Task instructions:
Give the entries back exactly, dropping each image.
··· Data entries
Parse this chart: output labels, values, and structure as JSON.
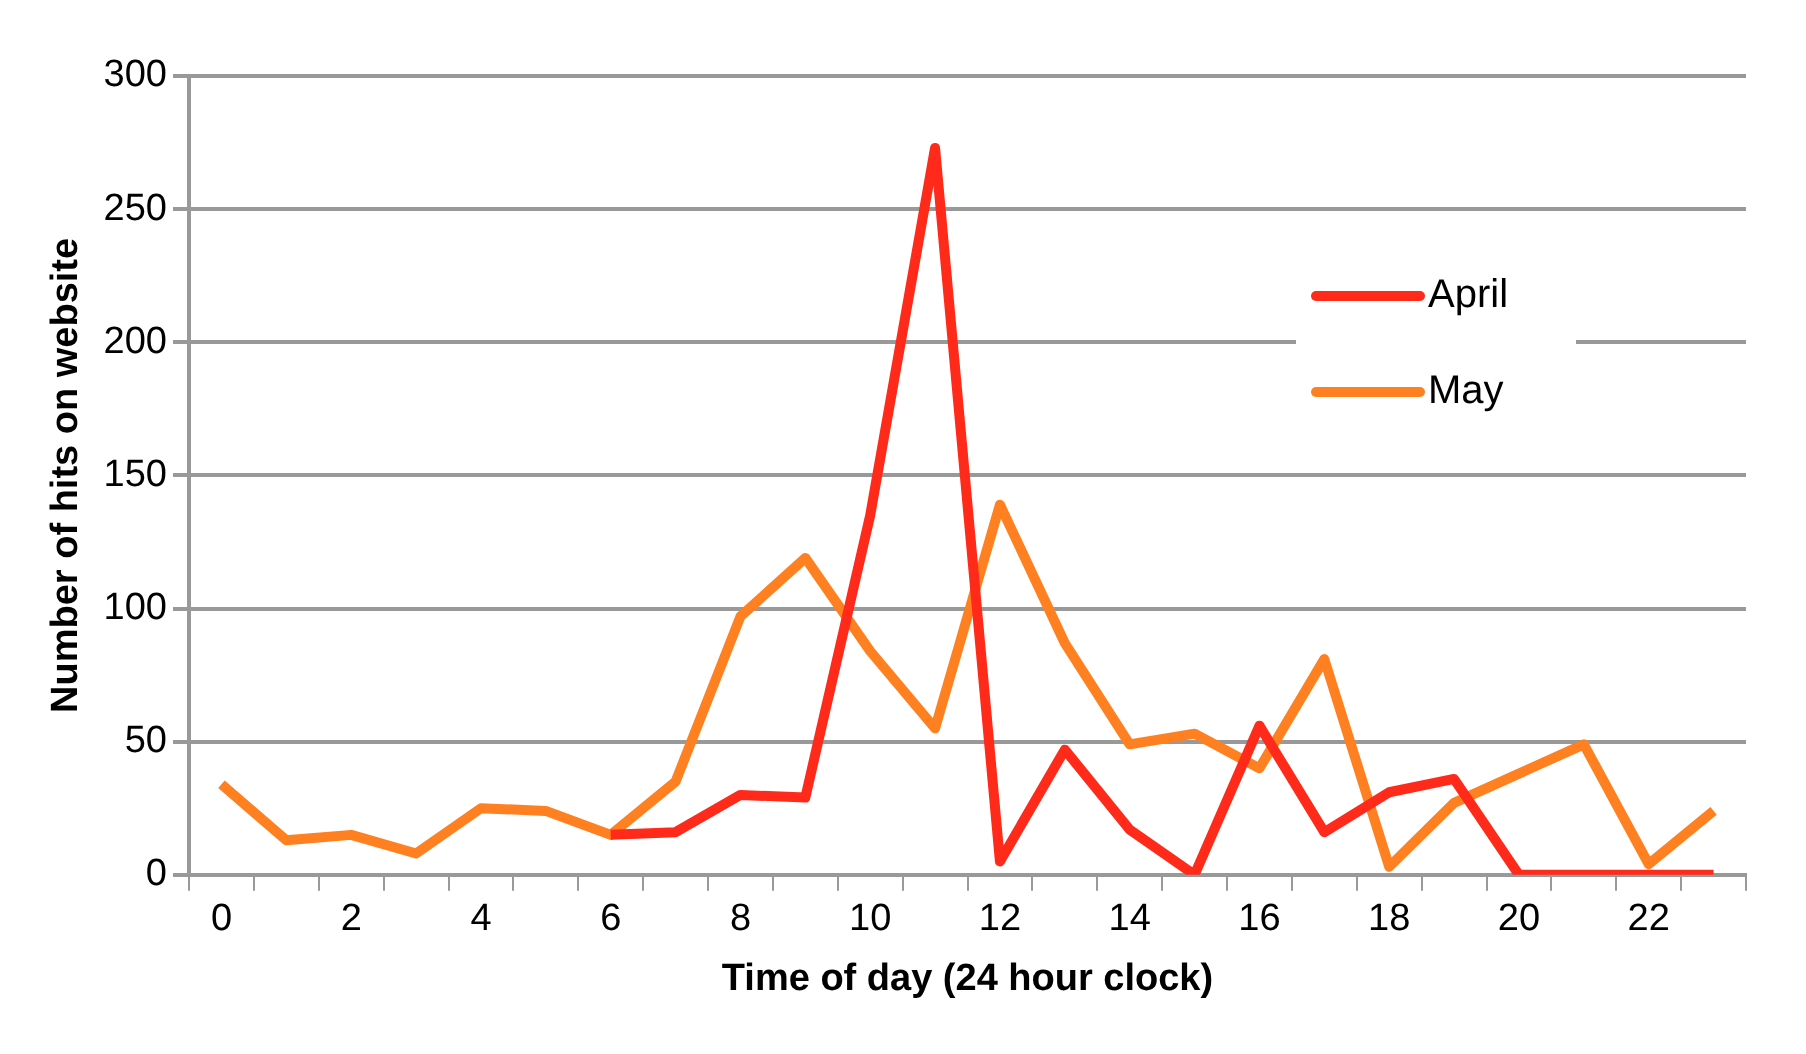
{
  "chart_data": {
    "type": "line",
    "xlabel": "Time of day (24 hour clock)",
    "ylabel": "Number of hits on website",
    "categories": [
      "0",
      null,
      "2",
      null,
      "4",
      null,
      "6",
      null,
      "8",
      null,
      "10",
      null,
      "12",
      null,
      "14",
      null,
      "16",
      null,
      "18",
      null,
      "20",
      null,
      "22",
      null
    ],
    "series": [
      {
        "name": "April",
        "color": "#ff2a1a",
        "values": [
          null,
          null,
          null,
          null,
          null,
          null,
          15,
          16,
          30,
          29,
          135,
          273,
          5,
          47,
          17,
          0,
          56,
          16,
          31,
          36,
          0,
          0,
          0,
          0
        ]
      },
      {
        "name": "May",
        "color": "#ff8020",
        "values": [
          34,
          13,
          15,
          8,
          25,
          24,
          15,
          35,
          97,
          119,
          84,
          55,
          139,
          87,
          49,
          53,
          40,
          81,
          3,
          27,
          38,
          49,
          4,
          24
        ]
      }
    ],
    "ylim": [
      0,
      300
    ],
    "yticks": [
      0,
      50,
      100,
      150,
      200,
      250,
      300
    ],
    "grid": "y",
    "legend": "right",
    "marker": "none",
    "line_style": "solid"
  }
}
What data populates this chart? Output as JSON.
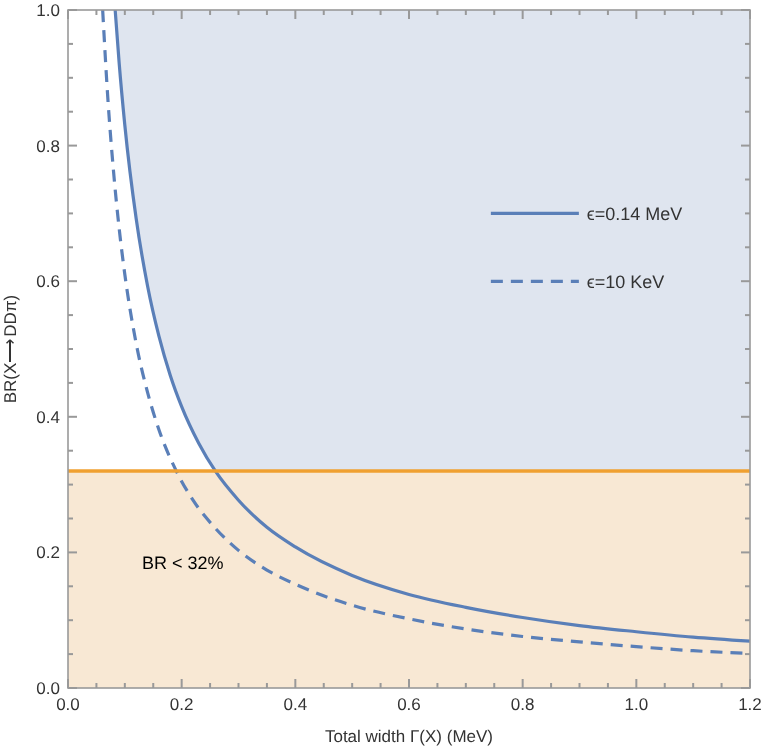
{
  "chart_data": {
    "type": "line",
    "xlabel": "Total width Γ(X) (MeV)",
    "ylabel": "BR(X⟶DDπ)",
    "xlim": [
      0,
      1.2
    ],
    "ylim": [
      0,
      1
    ],
    "xticks": [
      {
        "value": 0.05,
        "label": null
      },
      {
        "value": 0.1,
        "label": null
      },
      {
        "value": 0.15,
        "label": null
      },
      {
        "value": 0,
        "label": "0.0"
      },
      {
        "value": 0.2,
        "label": "0.2"
      },
      {
        "value": 0.25,
        "label": null
      },
      {
        "value": 0.3,
        "label": null
      },
      {
        "value": 0.35,
        "label": null
      },
      {
        "value": 0.4,
        "label": "0.4"
      },
      {
        "value": 0.45,
        "label": null
      },
      {
        "value": 0.5,
        "label": null
      },
      {
        "value": 0.55,
        "label": null
      },
      {
        "value": 0.6,
        "label": "0.6"
      },
      {
        "value": 0.65,
        "label": null
      },
      {
        "value": 0.7,
        "label": null
      },
      {
        "value": 0.75,
        "label": null
      },
      {
        "value": 0.8,
        "label": "0.8"
      },
      {
        "value": 0.85,
        "label": null
      },
      {
        "value": 0.9,
        "label": null
      },
      {
        "value": 0.95,
        "label": null
      },
      {
        "value": 1,
        "label": "1.0"
      },
      {
        "value": 1.05,
        "label": null
      },
      {
        "value": 1.1,
        "label": null
      },
      {
        "value": 1.15,
        "label": null
      },
      {
        "value": 1.2,
        "label": "1.2"
      }
    ],
    "yticks": [
      {
        "value": 0,
        "label": "0.0"
      },
      {
        "value": 0.05,
        "label": null
      },
      {
        "value": 0.1,
        "label": null
      },
      {
        "value": 0.15,
        "label": null
      },
      {
        "value": 0.2,
        "label": "0.2"
      },
      {
        "value": 0.25,
        "label": null
      },
      {
        "value": 0.3,
        "label": null
      },
      {
        "value": 0.35,
        "label": null
      },
      {
        "value": 0.4,
        "label": "0.4"
      },
      {
        "value": 0.45,
        "label": null
      },
      {
        "value": 0.5,
        "label": null
      },
      {
        "value": 0.55,
        "label": null
      },
      {
        "value": 0.6,
        "label": "0.6"
      },
      {
        "value": 0.65,
        "label": null
      },
      {
        "value": 0.7,
        "label": null
      },
      {
        "value": 0.75,
        "label": null
      },
      {
        "value": 0.8,
        "label": "0.8"
      },
      {
        "value": 0.85,
        "label": null
      },
      {
        "value": 0.9,
        "label": null
      },
      {
        "value": 0.95,
        "label": null
      },
      {
        "value": 1,
        "label": "1.0"
      }
    ],
    "series": [
      {
        "name": "ϵ=0.14 MeV",
        "color": "#5a7fb8",
        "line_style": "solid",
        "x": [
          0.083,
          0.09,
          0.1,
          0.12,
          0.14,
          0.16,
          0.18,
          0.2,
          0.23,
          0.26,
          0.3,
          0.35,
          0.4,
          0.5,
          0.6,
          0.7,
          0.8,
          0.9,
          1.0,
          1.1,
          1.2
        ],
        "values": [
          1.0,
          0.922,
          0.83,
          0.692,
          0.593,
          0.519,
          0.461,
          0.415,
          0.361,
          0.319,
          0.277,
          0.237,
          0.208,
          0.166,
          0.138,
          0.119,
          0.104,
          0.092,
          0.083,
          0.075,
          0.069
        ]
      },
      {
        "name": "ϵ=10 KeV",
        "color": "#5a7fb8",
        "line_style": "dashed",
        "x": [
          0.061,
          0.07,
          0.08,
          0.09,
          0.1,
          0.12,
          0.14,
          0.16,
          0.19,
          0.22,
          0.26,
          0.3,
          0.35,
          0.4,
          0.5,
          0.6,
          0.7,
          0.8,
          0.9,
          1.0,
          1.1,
          1.2
        ],
        "values": [
          1.0,
          0.871,
          0.763,
          0.678,
          0.61,
          0.508,
          0.436,
          0.381,
          0.321,
          0.277,
          0.235,
          0.203,
          0.174,
          0.153,
          0.122,
          0.102,
          0.087,
          0.076,
          0.068,
          0.061,
          0.055,
          0.051
        ]
      }
    ],
    "bands": [
      {
        "axis": "y",
        "from": 0.32,
        "to": 1,
        "color": "#dfe5ef"
      },
      {
        "axis": "y",
        "from": 0,
        "to": 0.32,
        "color": "#f8e8d4",
        "label": "BR < 32%"
      }
    ],
    "ref_lines": [
      {
        "axis": "y",
        "value": 0.32,
        "color": "#f0a030"
      }
    ],
    "legend": "right",
    "grid": false
  }
}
······
Task answer:
Parse this chart: output labels, values, and structure as JSON.
{
  "chart_data": {
    "type": "line",
    "xlabel": "Time of day (24 hour clock)",
    "ylabel": "Number of hits on website",
    "categories": [
      "0",
      null,
      "2",
      null,
      "4",
      null,
      "6",
      null,
      "8",
      null,
      "10",
      null,
      "12",
      null,
      "14",
      null,
      "16",
      null,
      "18",
      null,
      "20",
      null,
      "22",
      null
    ],
    "series": [
      {
        "name": "April",
        "color": "#ff2a1a",
        "values": [
          null,
          null,
          null,
          null,
          null,
          null,
          15,
          16,
          30,
          29,
          135,
          273,
          5,
          47,
          17,
          0,
          56,
          16,
          31,
          36,
          0,
          0,
          0,
          0
        ]
      },
      {
        "name": "May",
        "color": "#ff8020",
        "values": [
          34,
          13,
          15,
          8,
          25,
          24,
          15,
          35,
          97,
          119,
          84,
          55,
          139,
          87,
          49,
          53,
          40,
          81,
          3,
          27,
          38,
          49,
          4,
          24
        ]
      }
    ],
    "ylim": [
      0,
      300
    ],
    "yticks": [
      0,
      50,
      100,
      150,
      200,
      250,
      300
    ],
    "grid": "y",
    "legend": "right",
    "marker": "none",
    "line_style": "solid"
  }
}
What data populates this chart? Output as JSON.
{
  "chart_data": {
    "type": "line",
    "xlabel": "Total width Γ(X) (MeV)",
    "ylabel": "BR(X⟶DDπ)",
    "xlim": [
      0,
      1.2
    ],
    "ylim": [
      0,
      1
    ],
    "xticks": [
      {
        "value": 0.05,
        "label": null
      },
      {
        "value": 0.1,
        "label": null
      },
      {
        "value": 0.15,
        "label": null
      },
      {
        "value": 0,
        "label": "0.0"
      },
      {
        "value": 0.2,
        "label": "0.2"
      },
      {
        "value": 0.25,
        "label": null
      },
      {
        "value": 0.3,
        "label": null
      },
      {
        "value": 0.35,
        "label": null
      },
      {
        "value": 0.4,
        "label": "0.4"
      },
      {
        "value": 0.45,
        "label": null
      },
      {
        "value": 0.5,
        "label": null
      },
      {
        "value": 0.55,
        "label": null
      },
      {
        "value": 0.6,
        "label": "0.6"
      },
      {
        "value": 0.65,
        "label": null
      },
      {
        "value": 0.7,
        "label": null
      },
      {
        "value": 0.75,
        "label": null
      },
      {
        "value": 0.8,
        "label": "0.8"
      },
      {
        "value": 0.85,
        "label": null
      },
      {
        "value": 0.9,
        "label": null
      },
      {
        "value": 0.95,
        "label": null
      },
      {
        "value": 1,
        "label": "1.0"
      },
      {
        "value": 1.05,
        "label": null
      },
      {
        "value": 1.1,
        "label": null
      },
      {
        "value": 1.15,
        "label": null
      },
      {
        "value": 1.2,
        "label": "1.2"
      }
    ],
    "yticks": [
      {
        "value": 0,
        "label": "0.0"
      },
      {
        "value": 0.05,
        "label": null
      },
      {
        "value": 0.1,
        "label": null
      },
      {
        "value": 0.15,
        "label": null
      },
      {
        "value": 0.2,
        "label": "0.2"
      },
      {
        "value": 0.25,
        "label": null
      },
      {
        "value": 0.3,
        "label": null
      },
      {
        "value": 0.35,
        "label": null
      },
      {
        "value": 0.4,
        "label": "0.4"
      },
      {
        "value": 0.45,
        "label": null
      },
      {
        "value": 0.5,
        "label": null
      },
      {
        "value": 0.55,
        "label": null
      },
      {
        "value": 0.6,
        "label": "0.6"
      },
      {
        "value": 0.65,
        "label": null
      },
      {
        "value": 0.7,
        "label": null
      },
      {
        "value": 0.75,
        "label": null
      },
      {
        "value": 0.8,
        "label": "0.8"
      },
      {
        "value": 0.85,
        "label": null
      },
      {
        "value": 0.9,
        "label": null
      },
      {
        "value": 0.95,
        "label": null
      },
      {
        "value": 1,
        "label": "1.0"
      }
    ],
    "series": [
      {
        "name": "ϵ=0.14 MeV",
        "color": "#5a7fb8",
        "line_style": "solid",
        "x": [
          0.083,
          0.09,
          0.1,
          0.12,
          0.14,
          0.16,
          0.18,
          0.2,
          0.23,
          0.26,
          0.3,
          0.35,
          0.4,
          0.5,
          0.6,
          0.7,
          0.8,
          0.9,
          1.0,
          1.1,
          1.2
        ],
        "values": [
          1.0,
          0.922,
          0.83,
          0.692,
          0.593,
          0.519,
          0.461,
          0.415,
          0.361,
          0.319,
          0.277,
          0.237,
          0.208,
          0.166,
          0.138,
          0.119,
          0.104,
          0.092,
          0.083,
          0.075,
          0.069
        ]
      },
      {
        "name": "ϵ=10 KeV",
        "color": "#5a7fb8",
        "line_style": "dashed",
        "x": [
          0.061,
          0.07,
          0.08,
          0.09,
          0.1,
          0.12,
          0.14,
          0.16,
          0.19,
          0.22,
          0.26,
          0.3,
          0.35,
          0.4,
          0.5,
          0.6,
          0.7,
          0.8,
          0.9,
          1.0,
          1.1,
          1.2
        ],
        "values": [
          1.0,
          0.871,
          0.763,
          0.678,
          0.61,
          0.508,
          0.436,
          0.381,
          0.321,
          0.277,
          0.235,
          0.203,
          0.174,
          0.153,
          0.122,
          0.102,
          0.087,
          0.076,
          0.068,
          0.061,
          0.055,
          0.051
        ]
      }
    ],
    "bands": [
      {
        "axis": "y",
        "from": 0.32,
        "to": 1,
        "color": "#dfe5ef"
      },
      {
        "axis": "y",
        "from": 0,
        "to": 0.32,
        "color": "#f8e8d4",
        "label": "BR < 32%"
      }
    ],
    "ref_lines": [
      {
        "axis": "y",
        "value": 0.32,
        "color": "#f0a030"
      }
    ],
    "legend": "right",
    "grid": false
  }
}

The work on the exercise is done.